▸ **EXERCISE GOAL**
Extract all lines containing "deferred".

Records
□ □ □ □ □

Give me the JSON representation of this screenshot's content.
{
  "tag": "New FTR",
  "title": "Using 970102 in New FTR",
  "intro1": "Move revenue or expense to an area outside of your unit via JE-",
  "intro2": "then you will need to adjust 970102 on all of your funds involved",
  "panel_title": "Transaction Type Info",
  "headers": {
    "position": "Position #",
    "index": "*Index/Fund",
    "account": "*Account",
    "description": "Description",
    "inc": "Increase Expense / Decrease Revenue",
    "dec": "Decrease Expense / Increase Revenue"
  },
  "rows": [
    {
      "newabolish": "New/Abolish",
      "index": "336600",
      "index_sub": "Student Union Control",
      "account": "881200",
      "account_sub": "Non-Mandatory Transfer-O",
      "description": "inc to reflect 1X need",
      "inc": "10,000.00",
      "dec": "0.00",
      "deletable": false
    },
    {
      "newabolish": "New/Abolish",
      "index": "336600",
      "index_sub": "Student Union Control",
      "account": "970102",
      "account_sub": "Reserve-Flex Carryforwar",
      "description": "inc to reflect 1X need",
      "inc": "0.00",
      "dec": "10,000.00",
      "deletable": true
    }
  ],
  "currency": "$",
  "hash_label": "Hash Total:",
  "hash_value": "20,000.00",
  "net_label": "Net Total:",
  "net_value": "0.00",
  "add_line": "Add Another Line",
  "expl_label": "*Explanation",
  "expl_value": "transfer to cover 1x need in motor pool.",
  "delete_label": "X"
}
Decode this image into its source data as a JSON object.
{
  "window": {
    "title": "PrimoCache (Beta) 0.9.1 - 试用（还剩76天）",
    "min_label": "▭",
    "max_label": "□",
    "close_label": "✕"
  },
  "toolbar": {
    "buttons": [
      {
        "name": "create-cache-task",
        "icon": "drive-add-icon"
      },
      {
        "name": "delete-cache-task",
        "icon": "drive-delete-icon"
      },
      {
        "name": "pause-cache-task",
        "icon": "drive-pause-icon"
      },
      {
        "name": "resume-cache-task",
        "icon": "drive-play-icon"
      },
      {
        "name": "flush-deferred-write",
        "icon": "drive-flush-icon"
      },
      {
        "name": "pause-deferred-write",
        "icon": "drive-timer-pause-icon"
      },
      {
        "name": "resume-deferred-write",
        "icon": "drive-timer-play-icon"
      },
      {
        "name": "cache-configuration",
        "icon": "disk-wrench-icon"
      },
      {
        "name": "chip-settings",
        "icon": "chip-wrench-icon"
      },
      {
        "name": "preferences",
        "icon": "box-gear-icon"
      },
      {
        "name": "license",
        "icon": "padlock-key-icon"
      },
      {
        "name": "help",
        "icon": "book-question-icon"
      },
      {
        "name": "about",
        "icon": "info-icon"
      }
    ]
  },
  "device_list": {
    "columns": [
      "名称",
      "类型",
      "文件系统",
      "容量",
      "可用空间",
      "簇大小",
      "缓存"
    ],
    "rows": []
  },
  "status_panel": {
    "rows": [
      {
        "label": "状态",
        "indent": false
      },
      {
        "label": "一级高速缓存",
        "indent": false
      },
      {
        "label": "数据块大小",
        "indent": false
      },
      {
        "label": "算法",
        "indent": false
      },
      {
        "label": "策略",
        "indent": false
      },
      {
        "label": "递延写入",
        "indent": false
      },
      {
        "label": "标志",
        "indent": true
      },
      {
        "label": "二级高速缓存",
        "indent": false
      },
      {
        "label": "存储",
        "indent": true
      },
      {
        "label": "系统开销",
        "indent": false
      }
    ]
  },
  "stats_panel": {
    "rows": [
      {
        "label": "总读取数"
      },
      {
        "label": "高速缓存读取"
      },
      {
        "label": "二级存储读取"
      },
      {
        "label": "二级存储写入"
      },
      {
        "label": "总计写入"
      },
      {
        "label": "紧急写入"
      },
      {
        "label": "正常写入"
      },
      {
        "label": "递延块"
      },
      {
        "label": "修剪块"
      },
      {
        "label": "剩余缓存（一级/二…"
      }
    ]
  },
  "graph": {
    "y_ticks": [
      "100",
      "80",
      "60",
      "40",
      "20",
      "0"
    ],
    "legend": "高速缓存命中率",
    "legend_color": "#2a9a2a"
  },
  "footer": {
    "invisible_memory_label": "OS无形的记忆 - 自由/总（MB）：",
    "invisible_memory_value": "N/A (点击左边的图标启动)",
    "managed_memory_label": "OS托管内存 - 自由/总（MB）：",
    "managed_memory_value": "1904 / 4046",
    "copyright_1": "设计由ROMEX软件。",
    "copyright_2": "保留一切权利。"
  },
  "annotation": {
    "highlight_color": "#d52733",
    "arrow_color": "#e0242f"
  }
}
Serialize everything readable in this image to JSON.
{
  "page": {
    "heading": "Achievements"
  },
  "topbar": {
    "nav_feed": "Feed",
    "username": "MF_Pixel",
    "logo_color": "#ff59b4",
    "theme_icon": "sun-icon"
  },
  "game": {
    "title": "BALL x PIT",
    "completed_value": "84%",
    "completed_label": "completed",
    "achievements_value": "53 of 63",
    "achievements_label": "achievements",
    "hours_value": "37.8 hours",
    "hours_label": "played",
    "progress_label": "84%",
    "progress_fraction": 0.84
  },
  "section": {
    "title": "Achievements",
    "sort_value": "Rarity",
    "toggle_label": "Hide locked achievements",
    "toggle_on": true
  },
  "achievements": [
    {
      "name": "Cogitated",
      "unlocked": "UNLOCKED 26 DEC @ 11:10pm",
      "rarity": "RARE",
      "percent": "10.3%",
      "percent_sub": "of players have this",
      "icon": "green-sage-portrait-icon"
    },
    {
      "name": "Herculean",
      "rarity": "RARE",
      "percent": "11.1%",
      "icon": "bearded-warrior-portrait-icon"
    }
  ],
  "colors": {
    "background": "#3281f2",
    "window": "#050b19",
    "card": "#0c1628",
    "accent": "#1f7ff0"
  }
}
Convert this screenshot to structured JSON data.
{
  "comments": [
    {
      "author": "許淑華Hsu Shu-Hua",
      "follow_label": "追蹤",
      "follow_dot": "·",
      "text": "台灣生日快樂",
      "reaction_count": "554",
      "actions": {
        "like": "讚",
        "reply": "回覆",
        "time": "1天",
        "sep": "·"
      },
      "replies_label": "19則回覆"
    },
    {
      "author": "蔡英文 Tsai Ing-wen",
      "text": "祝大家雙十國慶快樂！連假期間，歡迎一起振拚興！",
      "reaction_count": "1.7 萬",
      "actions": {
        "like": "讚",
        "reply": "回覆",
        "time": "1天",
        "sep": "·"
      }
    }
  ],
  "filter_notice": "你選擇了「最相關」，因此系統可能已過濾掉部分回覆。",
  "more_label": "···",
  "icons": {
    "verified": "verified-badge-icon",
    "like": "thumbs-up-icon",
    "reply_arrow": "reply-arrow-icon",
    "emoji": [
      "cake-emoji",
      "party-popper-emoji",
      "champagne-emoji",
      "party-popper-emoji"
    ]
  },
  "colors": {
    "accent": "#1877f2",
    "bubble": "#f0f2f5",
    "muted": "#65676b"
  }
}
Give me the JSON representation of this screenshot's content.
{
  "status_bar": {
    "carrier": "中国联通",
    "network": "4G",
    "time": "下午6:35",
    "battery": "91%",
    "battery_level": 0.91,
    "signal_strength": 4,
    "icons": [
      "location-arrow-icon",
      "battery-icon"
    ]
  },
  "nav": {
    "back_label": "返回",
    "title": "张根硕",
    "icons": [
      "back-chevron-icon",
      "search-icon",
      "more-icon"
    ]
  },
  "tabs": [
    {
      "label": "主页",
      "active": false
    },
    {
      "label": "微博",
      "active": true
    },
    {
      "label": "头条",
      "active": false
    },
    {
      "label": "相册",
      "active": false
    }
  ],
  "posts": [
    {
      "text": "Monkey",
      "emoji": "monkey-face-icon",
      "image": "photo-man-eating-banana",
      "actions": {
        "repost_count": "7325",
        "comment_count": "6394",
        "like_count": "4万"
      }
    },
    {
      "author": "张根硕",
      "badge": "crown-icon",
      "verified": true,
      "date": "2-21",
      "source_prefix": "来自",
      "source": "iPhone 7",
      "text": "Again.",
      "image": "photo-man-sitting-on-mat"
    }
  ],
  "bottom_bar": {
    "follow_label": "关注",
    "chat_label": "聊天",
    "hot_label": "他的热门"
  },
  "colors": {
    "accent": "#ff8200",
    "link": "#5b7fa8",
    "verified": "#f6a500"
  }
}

□ □ □ □ □

▸ **RESULT BELOW**
        "name": "flush-deferred-write",
        "name": "pause-deferred-write",
        "name": "resume-deferred-write",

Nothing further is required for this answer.